* **DIRECTIONS FOR THIS TASK**
Copy out the listing in full, exactly as written, but not its pictures.

* **Collection entries**
================================
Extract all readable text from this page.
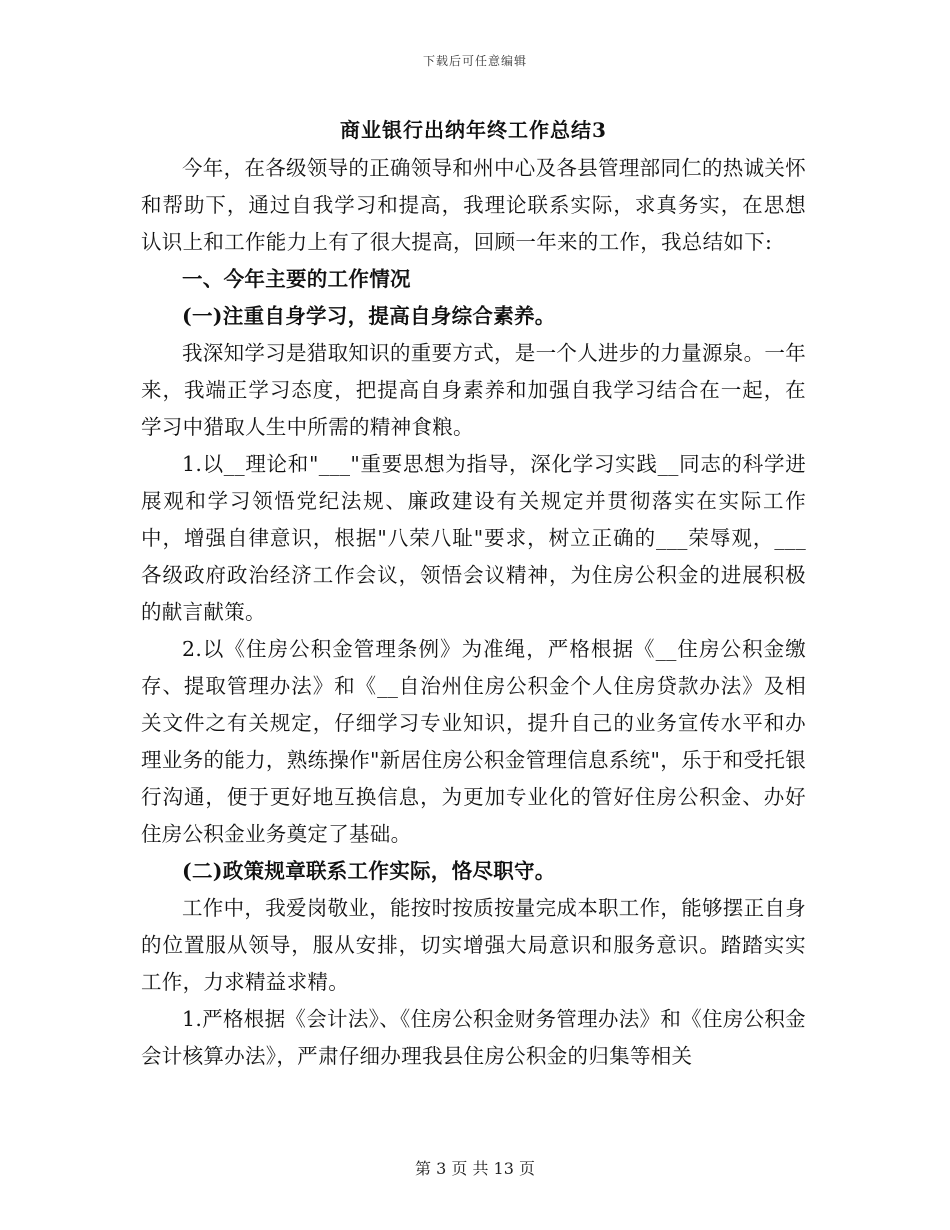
下载后可任意编辑
商业银行出纳年终工作总结3

今年，在各级领导的正确领导和州中心及各县管理部同仁的热诚关怀和帮助下，通过自我学习和提高，我理论联系实际，求真务实，在思想认识上和工作能力上有了很大提高，回顾一年来的工作，我总结如下:

一、今年主要的工作情况

(一)注重自身学习，提高自身综合素养。

我深知学习是猎取知识的重要方式，是一个人进步的力量源泉。一年来，我端正学习态度，把提高自身素养和加强自我学习结合在一起，在学习中猎取人生中所需的精神食粮。

1.以__理论和"___"重要思想为指导，深化学习实践__同志的科学进展观和学习领悟党纪法规、廉政建设有关规定并贯彻落实在实际工作中，增强自律意识，根据"八荣八耻"要求，树立正确的___荣辱观，___各级政府政治经济工作会议，领悟会议精神，为住房公积金的进展积极的献言献策。

2.以《住房公积金管理条例》为准绳，严格根据《__住房公积金缴存、提取管理办法》和《__自治州住房公积金个人住房贷款办法》及相关文件之有关规定，仔细学习专业知识，提升自己的业务宣传水平和办理业务的能力，熟练操作"新居住房公积金管理信息系统"，乐于和受托银行沟通，便于更好地互换信息，为更加专业化的管好住房公积金、办好住房公积金业务奠定了基础。

(二)政策规章联系工作实际，恪尽职守。

工作中，我爱岗敬业，能按时按质按量完成本职工作，能够摆正自身的位置服从领导，服从安排，切实增强大局意识和服务意识。踏踏实实工作，力求精益求精。

1.严格根据《会计法》、《住房公积金财务管理办法》和《住房公积金会计核算办法》，严肃仔细办理我县住房公积金的归集等相关

第 3 页 共 13 页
================================
* **THE SOLUTION**
Extract all readable text from this page.
下载后可任意编辑
商业银行出纳年终工作总结3

今年，在各级领导的正确领导和州中心及各县管理部同仁的热诚关怀和帮助下，通过自我学习和提高，我理论联系实际，求真务实，在思想认识上和工作能力上有了很大提高，回顾一年来的工作，我总结如下:

一、今年主要的工作情况

(一)注重自身学习，提高自身综合素养。

我深知学习是猎取知识的重要方式，是一个人进步的力量源泉。一年来，我端正学习态度，把提高自身素养和加强自我学习结合在一起，在学习中猎取人生中所需的精神食粮。

1.以__理论和"___"重要思想为指导，深化学习实践__同志的科学进展观和学习领悟党纪法规、廉政建设有关规定并贯彻落实在实际工作中，增强自律意识，根据"八荣八耻"要求，树立正确的___荣辱观，___各级政府政治经济工作会议，领悟会议精神，为住房公积金的进展积极的献言献策。

2.以《住房公积金管理条例》为准绳，严格根据《__住房公积金缴存、提取管理办法》和《__自治州住房公积金个人住房贷款办法》及相关文件之有关规定，仔细学习专业知识，提升自己的业务宣传水平和办理业务的能力，熟练操作"新居住房公积金管理信息系统"，乐于和受托银行沟通，便于更好地互换信息，为更加专业化的管好住房公积金、办好住房公积金业务奠定了基础。

(二)政策规章联系工作实际，恪尽职守。

工作中，我爱岗敬业，能按时按质按量完成本职工作，能够摆正自身的位置服从领导，服从安排，切实增强大局意识和服务意识。踏踏实实工作，力求精益求精。

1.严格根据《会计法》、《住房公积金财务管理办法》和《住房公积金会计核算办法》，严肃仔细办理我县住房公积金的归集等相关

第 3 页 共 13 页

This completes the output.